TASK DIRECTIONS: Exclude the pictures; give every entry again exactly as written.

THE INPUT:

>> START

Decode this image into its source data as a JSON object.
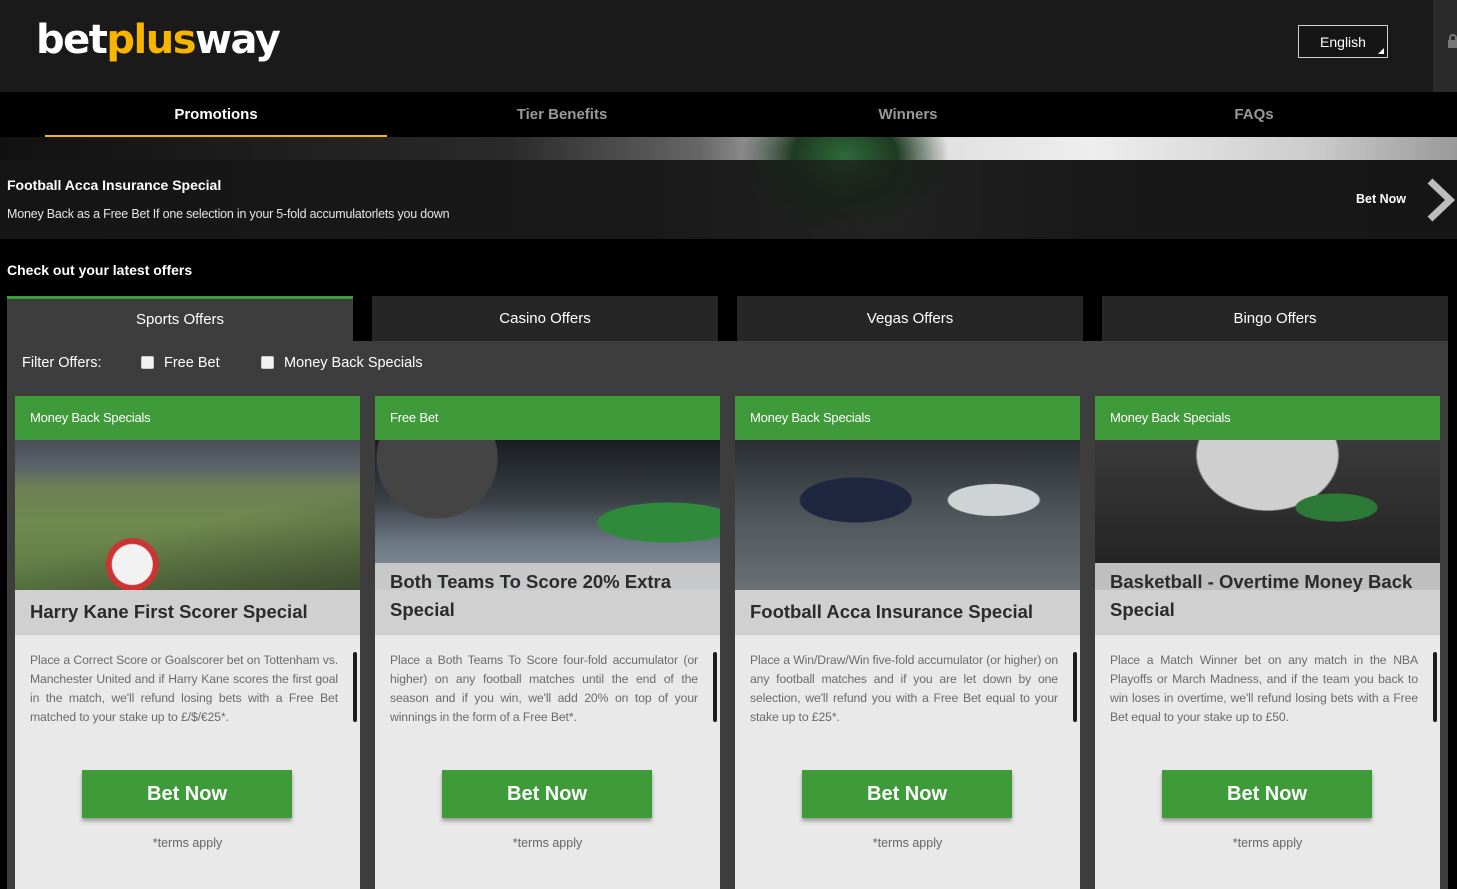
{
  "brand": {
    "logo_part1": "bet",
    "logo_part2": "plus",
    "logo_part3": "way"
  },
  "header": {
    "language": "English"
  },
  "nav": {
    "items": [
      {
        "label": "Promotions",
        "active": true
      },
      {
        "label": "Tier Benefits",
        "active": false
      },
      {
        "label": "Winners",
        "active": false
      },
      {
        "label": "FAQs",
        "active": false
      }
    ]
  },
  "banner": {
    "title": "Football Acca Insurance Special",
    "subtitle": "Money Back as a Free Bet If one selection in your 5-fold accumulatorlets you down",
    "cta": "Bet Now"
  },
  "offers": {
    "heading": "Check out your latest offers",
    "tabs": [
      {
        "label": "Sports Offers",
        "active": true
      },
      {
        "label": "Casino Offers",
        "active": false
      },
      {
        "label": "Vegas Offers",
        "active": false
      },
      {
        "label": "Bingo Offers",
        "active": false
      }
    ],
    "filter": {
      "label": "Filter Offers:",
      "options": [
        {
          "label": "Free Bet",
          "checked": false
        },
        {
          "label": "Money Back Specials",
          "checked": false
        }
      ]
    },
    "cards": [
      {
        "tag": "Money Back Specials",
        "title": "Harry Kane First Scorer Special",
        "description": "Place a Correct Score or Goalscorer bet on Tottenham vs. Manchester United and if Harry Kane scores the first goal in the match, we'll refund losing bets with a Free Bet matched to your stake up to £/$/€25*.",
        "button": "Bet Now",
        "terms": "*terms apply"
      },
      {
        "tag": "Free Bet",
        "title": "Both Teams To Score 20% Extra Special",
        "description": "Place a Both Teams To Score four-fold accumulator (or higher) on any football matches until the end of the season and if you win, we'll add 20% on top of your winnings in the form of a Free Bet*.",
        "button": "Bet Now",
        "terms": "*terms apply"
      },
      {
        "tag": "Money Back Specials",
        "title": "Football Acca Insurance Special",
        "description": "Place a Win/Draw/Win five-fold accumulator (or higher) on any football matches and if you are let down by one selection, we'll refund you with a Free Bet equal to your stake up to £25*.",
        "button": "Bet Now",
        "terms": "*terms apply"
      },
      {
        "tag": "Money Back Specials",
        "title": "Basketball - Overtime Money Back Special",
        "description": "Place a Match Winner bet on any match in the NBA Playoffs or March Madness, and if the team you back to win loses in overtime, we'll refund losing bets with a Free Bet equal to your stake up to £50.",
        "button": "Bet Now",
        "terms": "*terms apply"
      }
    ]
  },
  "colors": {
    "accent_green": "#3f9a3a",
    "brand_yellow": "#f7b500",
    "background": "#000000",
    "panel": "#3d3d3d"
  }
}
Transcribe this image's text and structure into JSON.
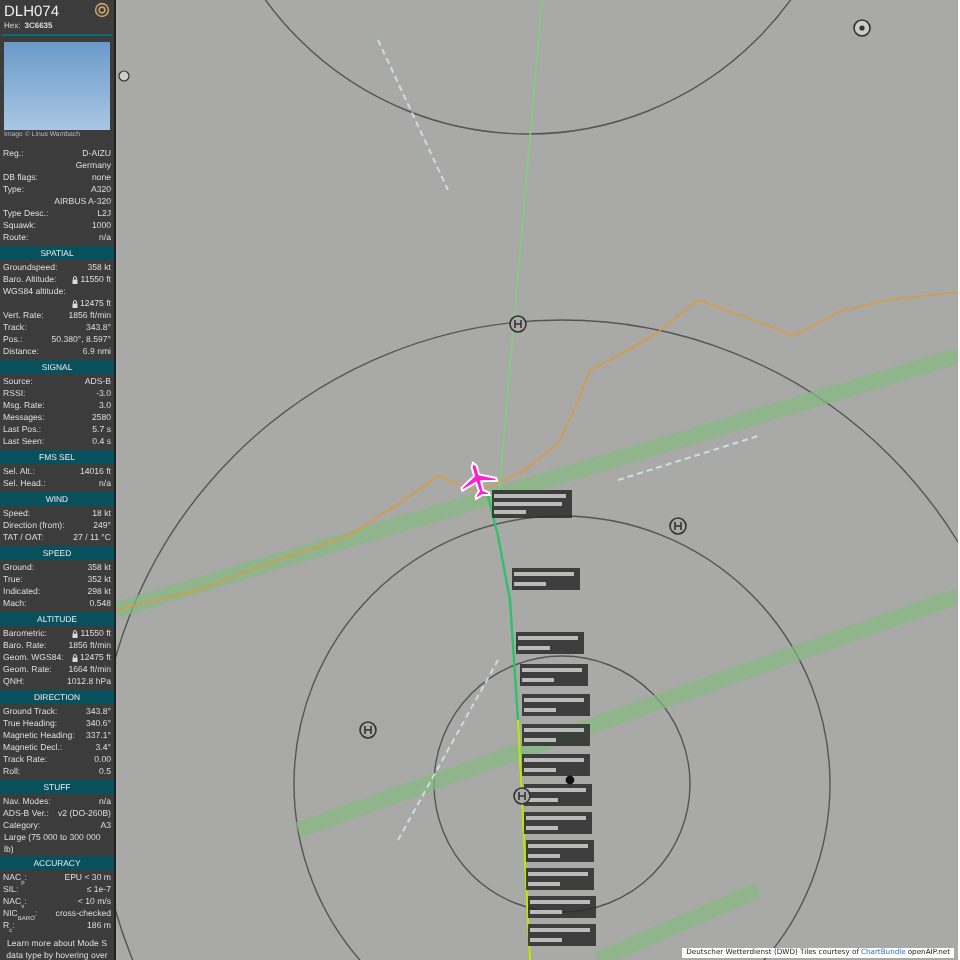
{
  "aircraft": {
    "callsign": "DLH074",
    "hex_label": "Hex:",
    "hex": "3C6635",
    "photo_credit": "Image © Linus Wambach"
  },
  "details": [
    {
      "label": "Reg.:",
      "value": "D-AIZU"
    },
    {
      "value": "Germany"
    },
    {
      "label": "DB flags:",
      "value": "none"
    },
    {
      "label": "Type:",
      "value": "A320"
    },
    {
      "value": "AIRBUS A-320"
    },
    {
      "label": "Type Desc.:",
      "value": "L2J"
    },
    {
      "label": "Squawk:",
      "value": "1000"
    },
    {
      "label": "Route:",
      "value": "n/a"
    }
  ],
  "sections": [
    {
      "title": "SPATIAL",
      "rows": [
        {
          "label": "Groundspeed:",
          "value": "358 kt"
        },
        {
          "label": "Baro. Altitude:",
          "value": "11550 ft",
          "locked": true
        },
        {
          "label": "WGS84 altitude:"
        },
        {
          "value": "12475 ft",
          "locked": true
        },
        {
          "label": "Vert. Rate:",
          "value": "1856 ft/min"
        },
        {
          "label": "Track:",
          "value": "343.8°"
        },
        {
          "label": "Pos.:",
          "value": "50.380°, 8.597°"
        },
        {
          "label": "Distance:",
          "value": "6.9 nmi"
        }
      ]
    },
    {
      "title": "SIGNAL",
      "rows": [
        {
          "label": "Source:",
          "value": "ADS-B"
        },
        {
          "label": "RSSI:",
          "value": "-3.0"
        },
        {
          "label": "Msg. Rate:",
          "value": "3.0"
        },
        {
          "label": "Messages:",
          "value": "2580"
        },
        {
          "label": "Last Pos.:",
          "value": "5.7 s"
        },
        {
          "label": "Last Seen:",
          "value": "0.4 s"
        }
      ]
    },
    {
      "title": "FMS SEL",
      "rows": [
        {
          "label": "Sel. Alt.:",
          "value": "14016 ft"
        },
        {
          "label": "Sel. Head.:",
          "value": "n/a"
        }
      ]
    },
    {
      "title": "WIND",
      "rows": [
        {
          "label": "Speed:",
          "value": "18 kt"
        },
        {
          "label": "Direction (from):",
          "value": "249°"
        },
        {
          "label": "TAT / OAT:",
          "value": "27 / 11 °C"
        }
      ]
    },
    {
      "title": "SPEED",
      "rows": [
        {
          "label": "Ground:",
          "value": "358 kt"
        },
        {
          "label": "True:",
          "value": "352 kt"
        },
        {
          "label": "Indicated:",
          "value": "298 kt"
        },
        {
          "label": "Mach:",
          "value": "0.548"
        }
      ]
    },
    {
      "title": "ALTITUDE",
      "rows": [
        {
          "label": "Barometric:",
          "value": "11550 ft",
          "locked": true
        },
        {
          "label": "Baro. Rate:",
          "value": "1856 ft/min"
        },
        {
          "label": "Geom. WGS84:",
          "value": "12475 ft",
          "locked": true
        },
        {
          "label": "Geom. Rate:",
          "value": "1664 ft/min"
        },
        {
          "label": "QNH:",
          "value": "1012.8 hPa"
        }
      ]
    },
    {
      "title": "DIRECTION",
      "rows": [
        {
          "label": "Ground Track:",
          "value": "343.8°"
        },
        {
          "label": "True Heading:",
          "value": "340.6°"
        },
        {
          "label": "Magnetic Heading:",
          "value": "337.1°"
        },
        {
          "label": "Magnetic Decl.:",
          "value": "3.4°"
        },
        {
          "label": "Track Rate:",
          "value": "0.00"
        },
        {
          "label": "Roll:",
          "value": "0.5"
        }
      ]
    },
    {
      "title": "STUFF",
      "rows": [
        {
          "label": "Nav. Modes:",
          "value": "n/a"
        },
        {
          "label": "ADS-B Ver.:",
          "value": "v2 (DO-260B)"
        },
        {
          "label": "Category:",
          "value": "A3"
        },
        {
          "note": "Large (75 000 to 300 000 lb)"
        }
      ]
    },
    {
      "title": "ACCURACY",
      "rows": [
        {
          "label": "NAC$_{p}$:",
          "value": "EPU < 30 m"
        },
        {
          "label": "SIL:",
          "value": "≤ 1e-7"
        },
        {
          "label": "NAC$_{v}$:",
          "value": "< 10 m/s"
        },
        {
          "label": "NIC$_{BARO}$:",
          "value": "cross-checked"
        },
        {
          "label": "R$_{c}$:",
          "value": "186 m"
        }
      ]
    }
  ],
  "footer": "Learn more about Mode S data type by hovering over",
  "attribution": {
    "text": "Deutscher Wetterdienst (DWD) Tiles courtesy of",
    "link": "ChartBundle",
    "source": "openAIP.net"
  }
}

>> END

EXPECTED ANSWER:
Decode this image into its source data as a JSON object.
{
  "brand": {
    "logo_part1": "bet",
    "logo_part2": "plus",
    "logo_part3": "way"
  },
  "header": {
    "language": "English"
  },
  "nav": {
    "items": [
      {
        "label": "Promotions",
        "active": true
      },
      {
        "label": "Tier Benefits",
        "active": false
      },
      {
        "label": "Winners",
        "active": false
      },
      {
        "label": "FAQs",
        "active": false
      }
    ]
  },
  "banner": {
    "title": "Football Acca Insurance Special",
    "subtitle": "Money Back as a Free Bet If one selection in your 5-fold accumulatorlets you down",
    "cta": "Bet Now"
  },
  "offers": {
    "heading": "Check out your latest offers",
    "tabs": [
      {
        "label": "Sports Offers",
        "active": true
      },
      {
        "label": "Casino Offers",
        "active": false
      },
      {
        "label": "Vegas Offers",
        "active": false
      },
      {
        "label": "Bingo Offers",
        "active": false
      }
    ],
    "filter": {
      "label": "Filter Offers:",
      "options": [
        {
          "label": "Free Bet",
          "checked": false
        },
        {
          "label": "Money Back Specials",
          "checked": false
        }
      ]
    },
    "cards": [
      {
        "tag": "Money Back Specials",
        "title": "Harry Kane First Scorer Special",
        "description": "Place a Correct Score or Goalscorer bet on Tottenham vs. Manchester United and if Harry Kane scores the first goal in the match, we'll refund losing bets with a Free Bet matched to your stake up to £/$/€25*.",
        "button": "Bet Now",
        "terms": "*terms apply"
      },
      {
        "tag": "Free Bet",
        "title": "Both Teams To Score 20% Extra Special",
        "description": "Place a Both Teams To Score four-fold accumulator (or higher) on any football matches until the end of the season and if you win, we'll add 20% on top of your winnings in the form of a Free Bet*.",
        "button": "Bet Now",
        "terms": "*terms apply"
      },
      {
        "tag": "Money Back Specials",
        "title": "Football Acca Insurance Special",
        "description": "Place a Win/Draw/Win five-fold accumulator (or higher) on any football matches and if you are let down by one selection, we'll refund you with a Free Bet equal to your stake up to £25*.",
        "button": "Bet Now",
        "terms": "*terms apply"
      },
      {
        "tag": "Money Back Specials",
        "title": "Basketball - Overtime Money Back Special",
        "description": "Place a Match Winner bet on any match in the NBA Playoffs or March Madness, and if the team you back to win loses in overtime, we'll refund losing bets with a Free Bet equal to your stake up to £50.",
        "button": "Bet Now",
        "terms": "*terms apply"
      }
    ]
  },
  "colors": {
    "accent_green": "#3f9a3a",
    "brand_yellow": "#f7b500",
    "background": "#000000",
    "panel": "#3d3d3d"
  }
}
Transcribe this image's text and structure into JSON.
{
  "aircraft": {
    "callsign": "DLH074",
    "hex_label": "Hex:",
    "hex": "3C6635",
    "photo_credit": "Image © Linus Wambach"
  },
  "details": [
    {
      "label": "Reg.:",
      "value": "D-AIZU"
    },
    {
      "value": "Germany"
    },
    {
      "label": "DB flags:",
      "value": "none"
    },
    {
      "label": "Type:",
      "value": "A320"
    },
    {
      "value": "AIRBUS A-320"
    },
    {
      "label": "Type Desc.:",
      "value": "L2J"
    },
    {
      "label": "Squawk:",
      "value": "1000"
    },
    {
      "label": "Route:",
      "value": "n/a"
    }
  ],
  "sections": [
    {
      "title": "SPATIAL",
      "rows": [
        {
          "label": "Groundspeed:",
          "value": "358 kt"
        },
        {
          "label": "Baro. Altitude:",
          "value": "11550 ft",
          "locked": true
        },
        {
          "label": "WGS84 altitude:"
        },
        {
          "value": "12475 ft",
          "locked": true
        },
        {
          "label": "Vert. Rate:",
          "value": "1856 ft/min"
        },
        {
          "label": "Track:",
          "value": "343.8°"
        },
        {
          "label": "Pos.:",
          "value": "50.380°, 8.597°"
        },
        {
          "label": "Distance:",
          "value": "6.9 nmi"
        }
      ]
    },
    {
      "title": "SIGNAL",
      "rows": [
        {
          "label": "Source:",
          "value": "ADS-B"
        },
        {
          "label": "RSSI:",
          "value": "-3.0"
        },
        {
          "label": "Msg. Rate:",
          "value": "3.0"
        },
        {
          "label": "Messages:",
          "value": "2580"
        },
        {
          "label": "Last Pos.:",
          "value": "5.7 s"
        },
        {
          "label": "Last Seen:",
          "value": "0.4 s"
        }
      ]
    },
    {
      "title": "FMS SEL",
      "rows": [
        {
          "label": "Sel. Alt.:",
          "value": "14016 ft"
        },
        {
          "label": "Sel. Head.:",
          "value": "n/a"
        }
      ]
    },
    {
      "title": "WIND",
      "rows": [
        {
          "label": "Speed:",
          "value": "18 kt"
        },
        {
          "label": "Direction (from):",
          "value": "249°"
        },
        {
          "label": "TAT / OAT:",
          "value": "27 / 11 °C"
        }
      ]
    },
    {
      "title": "SPEED",
      "rows": [
        {
          "label": "Ground:",
          "value": "358 kt"
        },
        {
          "label": "True:",
          "value": "352 kt"
        },
        {
          "label": "Indicated:",
          "value": "298 kt"
        },
        {
          "label": "Mach:",
          "value": "0.548"
        }
      ]
    },
    {
      "title": "ALTITUDE",
      "rows": [
        {
          "label": "Barometric:",
          "value": "11550 ft",
          "locked": true
        },
        {
          "label": "Baro. Rate:",
          "value": "1856 ft/min"
        },
        {
          "label": "Geom. WGS84:",
          "value": "12475 ft",
          "locked": true
        },
        {
          "label": "Geom. Rate:",
          "value": "1664 ft/min"
        },
        {
          "label": "QNH:",
          "value": "1012.8 hPa"
        }
      ]
    },
    {
      "title": "DIRECTION",
      "rows": [
        {
          "label": "Ground Track:",
          "value": "343.8°"
        },
        {
          "label": "True Heading:",
          "value": "340.6°"
        },
        {
          "label": "Magnetic Heading:",
          "value": "337.1°"
        },
        {
          "label": "Magnetic Decl.:",
          "value": "3.4°"
        },
        {
          "label": "Track Rate:",
          "value": "0.00"
        },
        {
          "label": "Roll:",
          "value": "0.5"
        }
      ]
    },
    {
      "title": "STUFF",
      "rows": [
        {
          "label": "Nav. Modes:",
          "value": "n/a"
        },
        {
          "label": "ADS-B Ver.:",
          "value": "v2 (DO-260B)"
        },
        {
          "label": "Category:",
          "value": "A3"
        },
        {
          "note": "Large (75 000 to 300 000 lb)"
        }
      ]
    },
    {
      "title": "ACCURACY",
      "rows": [
        {
          "label": "NAC$_{p}$:",
          "value": "EPU < 30 m"
        },
        {
          "label": "SIL:",
          "value": "≤ 1e-7"
        },
        {
          "label": "NAC$_{v}$:",
          "value": "< 10 m/s"
        },
        {
          "label": "NIC$_{BARO}$:",
          "value": "cross-checked"
        },
        {
          "label": "R$_{c}$:",
          "value": "186 m"
        }
      ]
    }
  ],
  "footer": "Learn more about Mode S data type by hovering over",
  "attribution": {
    "text": "Deutscher Wetterdienst (DWD) Tiles courtesy of",
    "link": "ChartBundle",
    "source": "openAIP.net"
  }
}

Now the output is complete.